**Exercise details**: Where a line in the listing below contains the word "structured", copy that line.

=== Data supplied ===

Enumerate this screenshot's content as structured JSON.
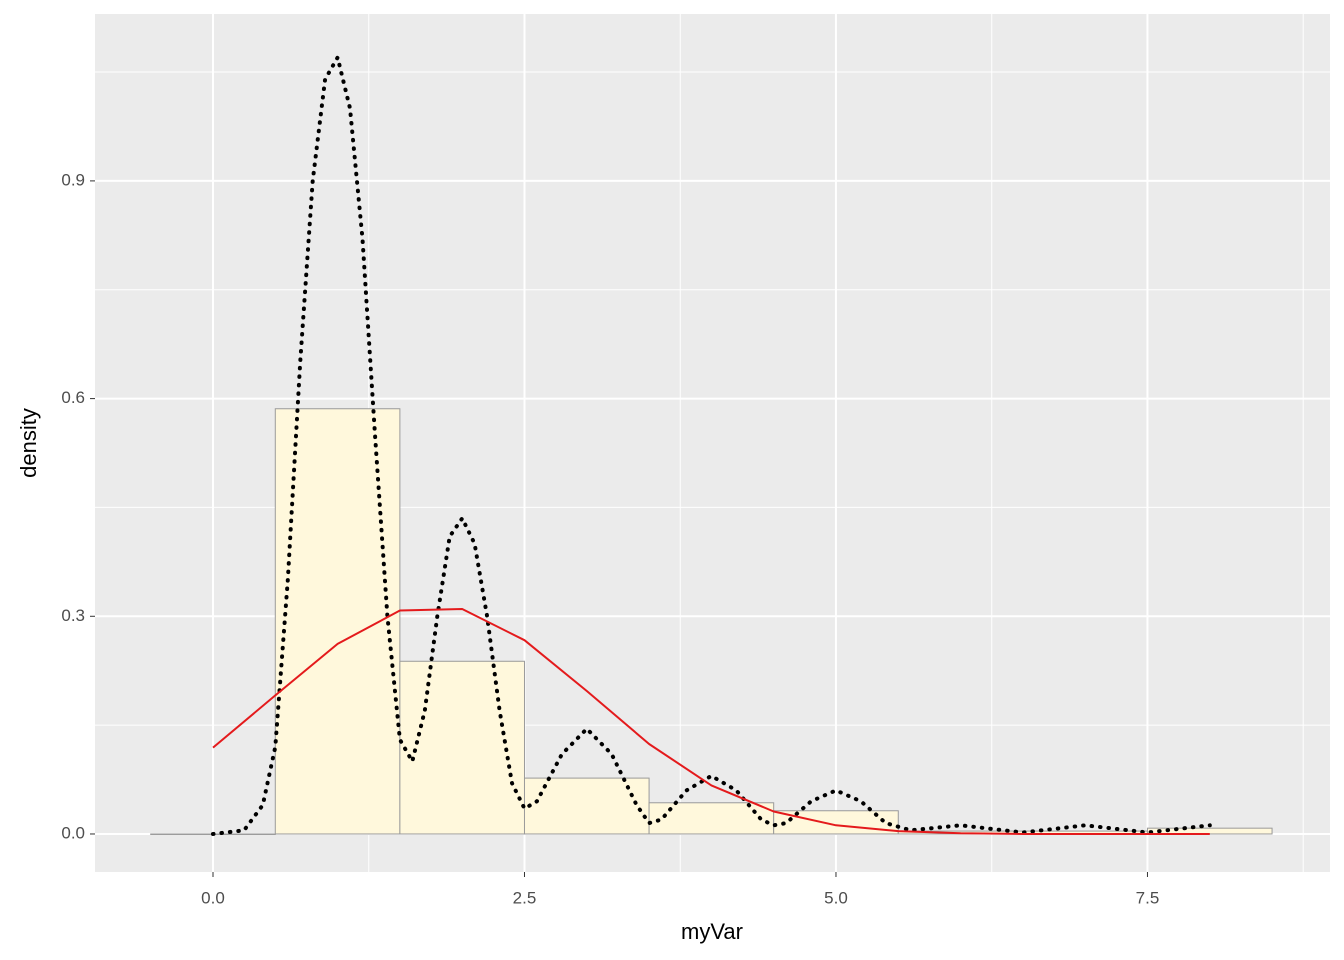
{
  "chart_data": {
    "type": "histogram",
    "x_label": "myVar",
    "y_label": "density",
    "bins": [
      -0.5,
      0.5,
      1.5,
      2.5,
      3.5,
      4.5,
      5.5,
      6.5,
      7.5,
      8.5
    ],
    "values": [
      0,
      0.586,
      0.238,
      0.077,
      0.043,
      0.032,
      0.004,
      0.004,
      0.008
    ],
    "color": "#fff8dc",
    "edge_color": "#9a9a9a",
    "xlim": [
      -0.947,
      8.965
    ],
    "ylim": [
      -0.0524,
      1.13
    ],
    "xticks": [
      {
        "value": 0,
        "label": "0.0"
      },
      2.5,
      {
        "value": 5,
        "label": "5.0"
      },
      7.5
    ],
    "yticks": [
      {
        "value": 0,
        "label": "0.0"
      },
      0.3,
      0.6,
      0.9
    ],
    "grid": true,
    "curves": [
      {
        "color": "#000000",
        "style": "dotted",
        "x": [
          0,
          0.25,
          0.4,
          0.5,
          0.6,
          0.7,
          0.8,
          0.9,
          1.0,
          1.1,
          1.2,
          1.3,
          1.4,
          1.5,
          1.6,
          1.7,
          1.8,
          1.9,
          2.0,
          2.1,
          2.2,
          2.3,
          2.4,
          2.5,
          2.6,
          2.8,
          3.0,
          3.2,
          3.4,
          3.5,
          3.6,
          3.8,
          4.0,
          4.2,
          4.4,
          4.5,
          4.6,
          4.8,
          5.0,
          5.2,
          5.4,
          5.6,
          6.0,
          6.5,
          7.0,
          7.5,
          8.0
        ],
        "y": [
          0,
          0.005,
          0.04,
          0.12,
          0.35,
          0.65,
          0.9,
          1.04,
          1.07,
          1.0,
          0.82,
          0.55,
          0.3,
          0.13,
          0.1,
          0.17,
          0.3,
          0.41,
          0.435,
          0.4,
          0.3,
          0.17,
          0.07,
          0.035,
          0.045,
          0.11,
          0.145,
          0.11,
          0.04,
          0.015,
          0.02,
          0.06,
          0.08,
          0.06,
          0.02,
          0.012,
          0.015,
          0.045,
          0.06,
          0.045,
          0.015,
          0.005,
          0.012,
          0.002,
          0.012,
          0.002,
          0.012
        ]
      },
      {
        "color": "#e41a1c",
        "style": "solid",
        "x": [
          0,
          0.5,
          1.0,
          1.5,
          2.0,
          2.5,
          3.0,
          3.5,
          4.0,
          4.5,
          5.0,
          5.5,
          6.0,
          6.5,
          7.0,
          7.5,
          8.0
        ],
        "y": [
          0.119,
          0.191,
          0.262,
          0.308,
          0.31,
          0.267,
          0.197,
          0.124,
          0.067,
          0.031,
          0.012,
          0.004,
          0.001,
          0,
          0,
          0,
          0
        ]
      }
    ]
  }
}
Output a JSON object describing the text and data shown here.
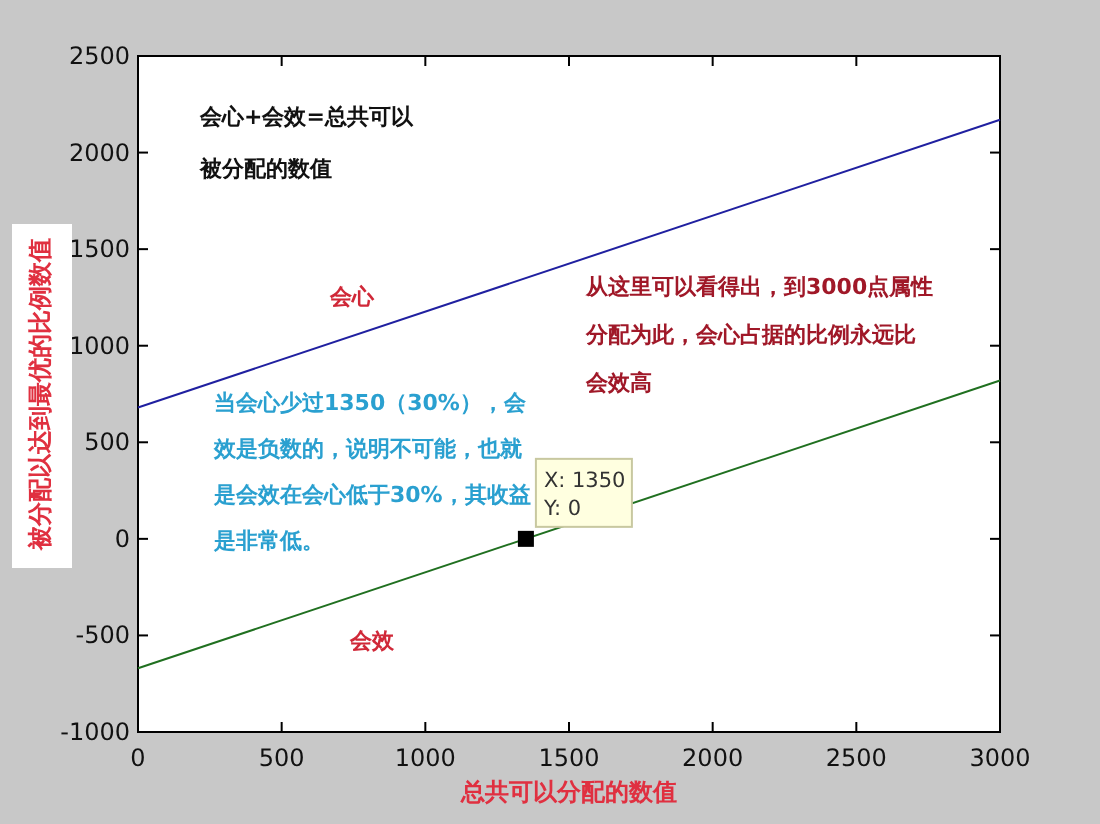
{
  "chart_data": {
    "type": "line",
    "xlabel": "总共可以分配的数值",
    "ylabel": "被分配以达到最优的比例数值",
    "x": [
      0,
      3000
    ],
    "series": [
      {
        "name": "会心",
        "color": "#2020a0",
        "values": [
          680,
          2170
        ]
      },
      {
        "name": "会效",
        "color": "#207020",
        "values": [
          -670,
          820
        ]
      }
    ],
    "xlim": [
      0,
      3000
    ],
    "xticks": [
      0,
      500,
      1000,
      1500,
      2000,
      2500,
      3000
    ],
    "ylim": [
      -1000,
      2500
    ],
    "yticks": [
      -1000,
      -500,
      0,
      500,
      1000,
      1500,
      2000,
      2500
    ],
    "grid": false,
    "legend": false,
    "annotations": [
      "会心+会效=总共可以被分配的数值",
      "从这里可以看得出，到3000点属性分配为此，会心占据的比例永远比会效高",
      "当会心少过1350（30%），会效是负数的，说明不可能，也就是会效在会心低于30%，其收益是非常低。",
      {
        "text": "X: 1350\nY: 0",
        "x": 1350,
        "y": 0
      }
    ]
  }
}
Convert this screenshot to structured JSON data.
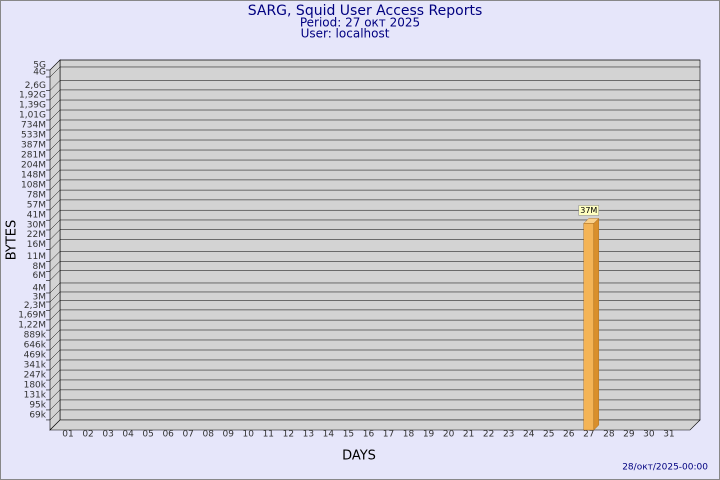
{
  "chart_data": {
    "type": "bar",
    "title": "SARG, Squid User Access Reports",
    "subtitle": [
      "Period: 27 окт 2025",
      "User: localhost"
    ],
    "x_label": "DAYS",
    "y_label": "BYTES",
    "footer": "28/окт/2025-00:00",
    "categories": [
      "01",
      "02",
      "03",
      "04",
      "05",
      "06",
      "07",
      "08",
      "09",
      "10",
      "11",
      "12",
      "13",
      "14",
      "15",
      "16",
      "17",
      "18",
      "19",
      "20",
      "21",
      "22",
      "23",
      "24",
      "25",
      "26",
      "27",
      "28",
      "29",
      "30",
      "31"
    ],
    "values": [
      null,
      null,
      null,
      null,
      null,
      null,
      null,
      null,
      null,
      null,
      null,
      null,
      null,
      null,
      null,
      null,
      null,
      null,
      null,
      null,
      null,
      null,
      null,
      null,
      null,
      null,
      37000000,
      null,
      null,
      null,
      null
    ],
    "value_labels": [
      null,
      null,
      null,
      null,
      null,
      null,
      null,
      null,
      null,
      null,
      null,
      null,
      null,
      null,
      null,
      null,
      null,
      null,
      null,
      null,
      null,
      null,
      null,
      null,
      null,
      null,
      "37M",
      null,
      null,
      null,
      null
    ],
    "color": "#f4b456",
    "log_scale": true,
    "grid": true,
    "ylim": [
      50000,
      5000000000
    ],
    "yticks": [
      {
        "value": 69000,
        "label": "69k"
      },
      {
        "value": 95000,
        "label": "95k"
      },
      {
        "value": 131000,
        "label": "131k"
      },
      {
        "value": 180000,
        "label": "180k"
      },
      {
        "value": 247000,
        "label": "247k"
      },
      {
        "value": 341000,
        "label": "341k"
      },
      {
        "value": 469000,
        "label": "469k"
      },
      {
        "value": 646000,
        "label": "646k"
      },
      {
        "value": 889000,
        "label": "889k"
      },
      {
        "value": 1220000,
        "label": "1,22M"
      },
      {
        "value": 1690000,
        "label": "1,69M"
      },
      {
        "value": 2300000,
        "label": "2,3M"
      },
      {
        "value": 3000000,
        "label": "3M"
      },
      {
        "value": 4000000,
        "label": "4M"
      },
      {
        "value": 6000000,
        "label": "6M"
      },
      {
        "value": 8000000,
        "label": "8M"
      },
      {
        "value": 11000000,
        "label": "11M"
      },
      {
        "value": 16000000,
        "label": "16M"
      },
      {
        "value": 22000000,
        "label": "22M"
      },
      {
        "value": 30000000,
        "label": "30M"
      },
      {
        "value": 41000000,
        "label": "41M"
      },
      {
        "value": 57000000,
        "label": "57M"
      },
      {
        "value": 78000000,
        "label": "78M"
      },
      {
        "value": 108000000,
        "label": "108M"
      },
      {
        "value": 148000000,
        "label": "148M"
      },
      {
        "value": 204000000,
        "label": "204M"
      },
      {
        "value": 281000000,
        "label": "281M"
      },
      {
        "value": 387000000,
        "label": "387M"
      },
      {
        "value": 533000000,
        "label": "533M"
      },
      {
        "value": 734000000,
        "label": "734M"
      },
      {
        "value": 1010000000,
        "label": "1,01G"
      },
      {
        "value": 1390000000,
        "label": "1,39G"
      },
      {
        "value": 1920000000,
        "label": "1,92G"
      },
      {
        "value": 2600000000,
        "label": "2,6G"
      },
      {
        "value": 4000000000,
        "label": "4G"
      },
      {
        "value": 5000000000,
        "label": "5G"
      }
    ]
  }
}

===

**Reply to the task**:
Enumerate this screenshot's content as structured JSON.
Convert this screenshot to structured JSON data.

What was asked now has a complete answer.